## Given task
Please show every line of the material below that contains the string "price". Case counts.

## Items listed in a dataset
'''

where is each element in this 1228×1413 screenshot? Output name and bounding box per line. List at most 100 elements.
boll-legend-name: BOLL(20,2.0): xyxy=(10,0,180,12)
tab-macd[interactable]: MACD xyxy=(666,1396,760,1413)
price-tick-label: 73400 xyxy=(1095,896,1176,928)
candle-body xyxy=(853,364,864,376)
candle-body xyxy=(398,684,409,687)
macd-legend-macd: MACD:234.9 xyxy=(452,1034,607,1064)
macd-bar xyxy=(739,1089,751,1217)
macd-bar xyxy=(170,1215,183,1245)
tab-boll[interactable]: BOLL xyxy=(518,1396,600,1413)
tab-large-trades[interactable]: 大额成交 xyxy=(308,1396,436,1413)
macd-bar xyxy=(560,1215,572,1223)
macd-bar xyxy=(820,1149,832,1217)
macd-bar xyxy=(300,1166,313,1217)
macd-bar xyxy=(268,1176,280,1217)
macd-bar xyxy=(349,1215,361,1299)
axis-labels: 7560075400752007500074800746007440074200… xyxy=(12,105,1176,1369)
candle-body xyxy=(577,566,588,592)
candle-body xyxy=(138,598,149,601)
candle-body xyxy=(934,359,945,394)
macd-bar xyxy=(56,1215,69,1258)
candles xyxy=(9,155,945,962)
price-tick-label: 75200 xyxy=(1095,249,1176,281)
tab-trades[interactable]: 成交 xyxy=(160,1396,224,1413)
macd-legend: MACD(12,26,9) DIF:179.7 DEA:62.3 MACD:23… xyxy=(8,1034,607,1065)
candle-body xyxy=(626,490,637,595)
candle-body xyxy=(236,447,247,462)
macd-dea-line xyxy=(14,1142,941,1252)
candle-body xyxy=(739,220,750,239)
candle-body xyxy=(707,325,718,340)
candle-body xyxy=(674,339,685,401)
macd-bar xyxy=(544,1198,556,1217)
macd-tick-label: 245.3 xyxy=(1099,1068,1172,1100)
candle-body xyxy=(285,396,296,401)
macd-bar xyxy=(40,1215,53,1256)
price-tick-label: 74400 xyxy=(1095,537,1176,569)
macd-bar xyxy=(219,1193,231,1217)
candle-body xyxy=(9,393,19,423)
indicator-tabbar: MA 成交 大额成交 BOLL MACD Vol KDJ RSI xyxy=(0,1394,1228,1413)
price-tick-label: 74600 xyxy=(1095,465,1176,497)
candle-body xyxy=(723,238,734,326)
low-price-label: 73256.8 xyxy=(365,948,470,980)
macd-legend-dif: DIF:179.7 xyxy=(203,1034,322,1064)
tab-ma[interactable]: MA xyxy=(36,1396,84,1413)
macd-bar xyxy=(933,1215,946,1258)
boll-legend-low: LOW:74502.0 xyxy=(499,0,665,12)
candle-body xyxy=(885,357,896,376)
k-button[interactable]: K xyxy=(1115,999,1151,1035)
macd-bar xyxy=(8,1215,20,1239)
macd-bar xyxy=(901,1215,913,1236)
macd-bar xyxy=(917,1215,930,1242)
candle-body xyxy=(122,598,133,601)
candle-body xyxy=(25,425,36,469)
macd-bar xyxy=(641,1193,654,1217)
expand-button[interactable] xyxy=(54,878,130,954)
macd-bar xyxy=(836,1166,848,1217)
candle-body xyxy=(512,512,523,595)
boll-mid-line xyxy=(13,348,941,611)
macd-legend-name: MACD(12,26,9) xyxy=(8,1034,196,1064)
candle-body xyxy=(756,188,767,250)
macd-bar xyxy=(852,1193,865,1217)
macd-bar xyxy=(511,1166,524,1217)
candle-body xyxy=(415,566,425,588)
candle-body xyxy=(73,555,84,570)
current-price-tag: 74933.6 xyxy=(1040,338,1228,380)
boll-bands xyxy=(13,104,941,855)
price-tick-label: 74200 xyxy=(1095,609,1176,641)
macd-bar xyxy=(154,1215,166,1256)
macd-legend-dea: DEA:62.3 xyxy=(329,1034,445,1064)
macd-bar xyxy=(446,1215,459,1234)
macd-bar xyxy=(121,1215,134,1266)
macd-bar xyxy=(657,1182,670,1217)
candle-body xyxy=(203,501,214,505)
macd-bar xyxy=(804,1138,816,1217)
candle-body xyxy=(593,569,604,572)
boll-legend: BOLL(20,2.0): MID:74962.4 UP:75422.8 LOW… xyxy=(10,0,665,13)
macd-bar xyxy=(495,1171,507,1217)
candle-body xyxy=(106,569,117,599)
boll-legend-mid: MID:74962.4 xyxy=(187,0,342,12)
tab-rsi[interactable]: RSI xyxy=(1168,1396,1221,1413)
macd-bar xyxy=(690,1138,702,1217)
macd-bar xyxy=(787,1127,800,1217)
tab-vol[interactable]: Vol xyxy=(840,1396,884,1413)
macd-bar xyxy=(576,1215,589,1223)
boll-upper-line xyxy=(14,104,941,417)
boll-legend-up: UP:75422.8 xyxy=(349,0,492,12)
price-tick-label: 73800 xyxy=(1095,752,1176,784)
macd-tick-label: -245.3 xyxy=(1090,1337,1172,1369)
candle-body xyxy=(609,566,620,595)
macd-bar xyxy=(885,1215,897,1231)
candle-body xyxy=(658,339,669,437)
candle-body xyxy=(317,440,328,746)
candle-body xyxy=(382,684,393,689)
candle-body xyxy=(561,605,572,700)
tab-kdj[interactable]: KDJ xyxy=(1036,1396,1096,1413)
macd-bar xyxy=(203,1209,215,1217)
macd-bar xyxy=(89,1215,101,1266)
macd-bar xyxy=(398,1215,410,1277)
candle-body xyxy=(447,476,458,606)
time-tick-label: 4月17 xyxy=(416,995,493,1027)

'''

## Expected answer
price-tick-label: 73400 xyxy=(1095,896,1176,928)
price-tick-label: 75200 xyxy=(1095,249,1176,281)
price-tick-label: 74400 xyxy=(1095,537,1176,569)
price-tick-label: 74600 xyxy=(1095,465,1176,497)
low-price-label: 73256.8 xyxy=(365,948,470,980)
current-price-tag: 74933.6 xyxy=(1040,338,1228,380)
price-tick-label: 74200 xyxy=(1095,609,1176,641)
price-tick-label: 73800 xyxy=(1095,752,1176,784)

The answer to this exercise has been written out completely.